**Brief:**
Check each line of the material below, and copy it if it holds the string "value".

**Excerpted data:**
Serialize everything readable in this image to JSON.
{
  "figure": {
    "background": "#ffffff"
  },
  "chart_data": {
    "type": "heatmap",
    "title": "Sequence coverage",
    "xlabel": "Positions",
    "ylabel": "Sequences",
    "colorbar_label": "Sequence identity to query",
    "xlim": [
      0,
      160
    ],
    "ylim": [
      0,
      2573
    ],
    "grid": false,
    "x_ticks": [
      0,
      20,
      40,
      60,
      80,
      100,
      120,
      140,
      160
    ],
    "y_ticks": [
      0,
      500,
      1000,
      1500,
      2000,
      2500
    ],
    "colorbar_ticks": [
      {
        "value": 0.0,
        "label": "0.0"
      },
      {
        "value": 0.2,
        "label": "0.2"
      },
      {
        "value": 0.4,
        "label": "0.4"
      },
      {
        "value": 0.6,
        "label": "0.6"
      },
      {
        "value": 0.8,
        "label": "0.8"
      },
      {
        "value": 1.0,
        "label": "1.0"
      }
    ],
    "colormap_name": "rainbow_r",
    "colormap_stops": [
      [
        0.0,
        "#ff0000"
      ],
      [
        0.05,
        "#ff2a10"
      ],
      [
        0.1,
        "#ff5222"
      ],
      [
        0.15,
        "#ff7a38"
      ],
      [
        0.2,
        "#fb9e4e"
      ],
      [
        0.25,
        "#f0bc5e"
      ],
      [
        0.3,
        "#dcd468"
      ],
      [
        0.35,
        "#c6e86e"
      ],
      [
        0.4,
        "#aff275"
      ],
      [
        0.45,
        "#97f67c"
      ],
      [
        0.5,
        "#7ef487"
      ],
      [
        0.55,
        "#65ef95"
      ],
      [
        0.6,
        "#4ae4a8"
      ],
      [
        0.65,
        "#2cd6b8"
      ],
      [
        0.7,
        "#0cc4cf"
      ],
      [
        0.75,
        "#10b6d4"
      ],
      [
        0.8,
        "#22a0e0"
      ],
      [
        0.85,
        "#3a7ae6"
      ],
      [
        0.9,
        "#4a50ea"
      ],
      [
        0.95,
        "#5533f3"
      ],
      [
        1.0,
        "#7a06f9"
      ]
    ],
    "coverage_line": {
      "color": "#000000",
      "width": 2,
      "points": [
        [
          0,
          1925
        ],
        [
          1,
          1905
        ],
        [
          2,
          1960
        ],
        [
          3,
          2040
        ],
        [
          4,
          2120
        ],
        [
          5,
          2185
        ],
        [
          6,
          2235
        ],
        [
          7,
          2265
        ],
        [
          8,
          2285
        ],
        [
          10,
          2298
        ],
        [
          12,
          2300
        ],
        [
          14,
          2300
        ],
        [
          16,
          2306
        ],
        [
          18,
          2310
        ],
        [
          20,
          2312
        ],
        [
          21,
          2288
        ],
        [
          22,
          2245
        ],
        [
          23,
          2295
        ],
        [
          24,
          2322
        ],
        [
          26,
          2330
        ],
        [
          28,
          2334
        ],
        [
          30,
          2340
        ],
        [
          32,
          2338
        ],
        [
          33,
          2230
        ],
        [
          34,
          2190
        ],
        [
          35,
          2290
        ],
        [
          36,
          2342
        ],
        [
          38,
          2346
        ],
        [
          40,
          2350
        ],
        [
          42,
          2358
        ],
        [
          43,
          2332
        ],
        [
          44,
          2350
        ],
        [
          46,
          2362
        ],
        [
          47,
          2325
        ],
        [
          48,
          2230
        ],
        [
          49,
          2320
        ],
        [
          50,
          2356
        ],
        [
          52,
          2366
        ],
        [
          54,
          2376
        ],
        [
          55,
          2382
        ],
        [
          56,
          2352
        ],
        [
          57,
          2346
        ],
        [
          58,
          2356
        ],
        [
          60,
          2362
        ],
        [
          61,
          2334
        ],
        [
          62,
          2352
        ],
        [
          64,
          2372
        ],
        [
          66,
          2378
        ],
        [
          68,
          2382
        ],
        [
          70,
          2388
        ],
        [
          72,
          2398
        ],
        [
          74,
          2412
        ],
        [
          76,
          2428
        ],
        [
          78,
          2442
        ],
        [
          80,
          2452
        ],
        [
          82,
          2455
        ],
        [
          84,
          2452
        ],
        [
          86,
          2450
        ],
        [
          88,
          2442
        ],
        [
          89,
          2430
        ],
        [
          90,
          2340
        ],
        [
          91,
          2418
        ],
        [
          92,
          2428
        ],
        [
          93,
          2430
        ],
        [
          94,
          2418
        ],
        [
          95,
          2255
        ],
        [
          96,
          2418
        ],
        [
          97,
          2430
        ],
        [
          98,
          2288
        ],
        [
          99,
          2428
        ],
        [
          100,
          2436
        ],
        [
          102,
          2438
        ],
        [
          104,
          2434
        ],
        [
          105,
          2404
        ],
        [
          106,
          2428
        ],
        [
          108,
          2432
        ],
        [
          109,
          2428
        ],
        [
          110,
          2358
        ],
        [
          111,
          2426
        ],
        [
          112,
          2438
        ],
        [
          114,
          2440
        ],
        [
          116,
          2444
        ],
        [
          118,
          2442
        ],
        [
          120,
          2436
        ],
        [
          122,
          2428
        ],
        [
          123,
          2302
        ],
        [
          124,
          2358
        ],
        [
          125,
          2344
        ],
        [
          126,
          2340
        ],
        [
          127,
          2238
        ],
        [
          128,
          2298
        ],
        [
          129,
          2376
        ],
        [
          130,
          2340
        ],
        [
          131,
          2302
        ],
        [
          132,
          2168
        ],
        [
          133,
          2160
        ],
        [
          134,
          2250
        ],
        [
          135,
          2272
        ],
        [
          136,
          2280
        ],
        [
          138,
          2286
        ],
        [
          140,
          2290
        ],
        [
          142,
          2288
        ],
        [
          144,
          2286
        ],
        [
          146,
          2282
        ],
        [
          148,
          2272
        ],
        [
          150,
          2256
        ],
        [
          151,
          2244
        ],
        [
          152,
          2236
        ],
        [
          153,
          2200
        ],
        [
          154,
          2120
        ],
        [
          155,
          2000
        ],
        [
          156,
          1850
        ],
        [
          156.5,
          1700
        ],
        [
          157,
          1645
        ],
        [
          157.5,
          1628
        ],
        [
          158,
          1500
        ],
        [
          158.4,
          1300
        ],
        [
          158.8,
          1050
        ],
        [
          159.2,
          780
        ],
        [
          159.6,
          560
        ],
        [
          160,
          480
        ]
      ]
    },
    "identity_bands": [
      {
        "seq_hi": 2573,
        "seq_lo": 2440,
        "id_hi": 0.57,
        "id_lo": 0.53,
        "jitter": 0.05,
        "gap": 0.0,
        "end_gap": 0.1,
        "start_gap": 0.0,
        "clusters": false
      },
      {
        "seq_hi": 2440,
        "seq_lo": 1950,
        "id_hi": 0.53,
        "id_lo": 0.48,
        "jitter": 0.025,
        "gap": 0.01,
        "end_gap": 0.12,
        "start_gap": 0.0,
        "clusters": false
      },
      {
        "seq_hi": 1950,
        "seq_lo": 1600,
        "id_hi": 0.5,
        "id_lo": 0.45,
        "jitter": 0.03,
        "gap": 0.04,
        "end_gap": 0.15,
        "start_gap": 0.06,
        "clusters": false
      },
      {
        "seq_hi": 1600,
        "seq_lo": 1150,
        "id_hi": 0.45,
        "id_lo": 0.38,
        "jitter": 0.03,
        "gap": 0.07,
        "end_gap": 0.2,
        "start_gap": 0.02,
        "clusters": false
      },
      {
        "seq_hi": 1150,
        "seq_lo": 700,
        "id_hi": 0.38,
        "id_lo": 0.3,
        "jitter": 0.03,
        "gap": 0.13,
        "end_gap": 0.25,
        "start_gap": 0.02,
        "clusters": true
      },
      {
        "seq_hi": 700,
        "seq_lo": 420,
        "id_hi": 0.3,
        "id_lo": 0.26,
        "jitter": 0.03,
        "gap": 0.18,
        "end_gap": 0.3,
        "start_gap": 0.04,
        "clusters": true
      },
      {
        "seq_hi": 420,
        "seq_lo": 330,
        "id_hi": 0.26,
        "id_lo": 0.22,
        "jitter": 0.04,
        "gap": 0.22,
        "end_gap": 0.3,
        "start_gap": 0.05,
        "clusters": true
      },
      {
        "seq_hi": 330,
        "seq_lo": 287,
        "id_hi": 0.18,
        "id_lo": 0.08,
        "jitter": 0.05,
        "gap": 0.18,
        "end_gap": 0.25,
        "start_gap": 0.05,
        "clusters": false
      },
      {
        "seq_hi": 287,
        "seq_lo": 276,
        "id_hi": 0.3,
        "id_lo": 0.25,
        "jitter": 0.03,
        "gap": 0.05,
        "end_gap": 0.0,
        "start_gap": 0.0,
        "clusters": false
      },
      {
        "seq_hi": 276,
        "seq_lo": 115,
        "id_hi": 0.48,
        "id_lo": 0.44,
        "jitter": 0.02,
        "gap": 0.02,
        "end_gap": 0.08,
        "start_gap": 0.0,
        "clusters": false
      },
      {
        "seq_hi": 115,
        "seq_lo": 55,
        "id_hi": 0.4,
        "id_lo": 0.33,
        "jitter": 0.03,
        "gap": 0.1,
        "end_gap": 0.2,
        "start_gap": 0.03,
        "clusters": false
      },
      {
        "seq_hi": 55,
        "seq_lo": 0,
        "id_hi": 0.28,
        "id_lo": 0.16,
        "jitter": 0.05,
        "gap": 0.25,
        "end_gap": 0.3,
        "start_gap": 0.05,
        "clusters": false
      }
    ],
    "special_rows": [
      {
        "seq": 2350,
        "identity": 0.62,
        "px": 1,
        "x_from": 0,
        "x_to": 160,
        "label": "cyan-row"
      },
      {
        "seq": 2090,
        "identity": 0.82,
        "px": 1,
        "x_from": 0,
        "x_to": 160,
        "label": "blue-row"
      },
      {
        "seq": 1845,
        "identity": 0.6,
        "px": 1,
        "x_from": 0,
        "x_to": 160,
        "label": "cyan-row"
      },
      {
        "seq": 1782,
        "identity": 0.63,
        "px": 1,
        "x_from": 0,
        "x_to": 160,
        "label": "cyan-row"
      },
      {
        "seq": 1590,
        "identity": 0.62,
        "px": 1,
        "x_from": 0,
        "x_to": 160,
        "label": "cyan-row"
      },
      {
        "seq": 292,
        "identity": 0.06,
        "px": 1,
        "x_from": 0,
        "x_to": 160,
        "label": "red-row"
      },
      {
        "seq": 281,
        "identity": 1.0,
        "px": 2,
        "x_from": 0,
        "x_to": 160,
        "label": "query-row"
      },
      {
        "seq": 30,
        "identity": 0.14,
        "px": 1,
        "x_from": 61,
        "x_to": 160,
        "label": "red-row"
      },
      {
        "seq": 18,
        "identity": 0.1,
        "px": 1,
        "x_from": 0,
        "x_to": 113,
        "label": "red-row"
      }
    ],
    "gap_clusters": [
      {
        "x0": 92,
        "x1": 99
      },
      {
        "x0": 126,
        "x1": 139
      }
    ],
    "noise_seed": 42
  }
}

**Solution below:**
        "value": 0.0,
        "value": 0.2,
        "value": 0.4,
        "value": 0.6,
        "value": 0.8,
        "value": 1.0,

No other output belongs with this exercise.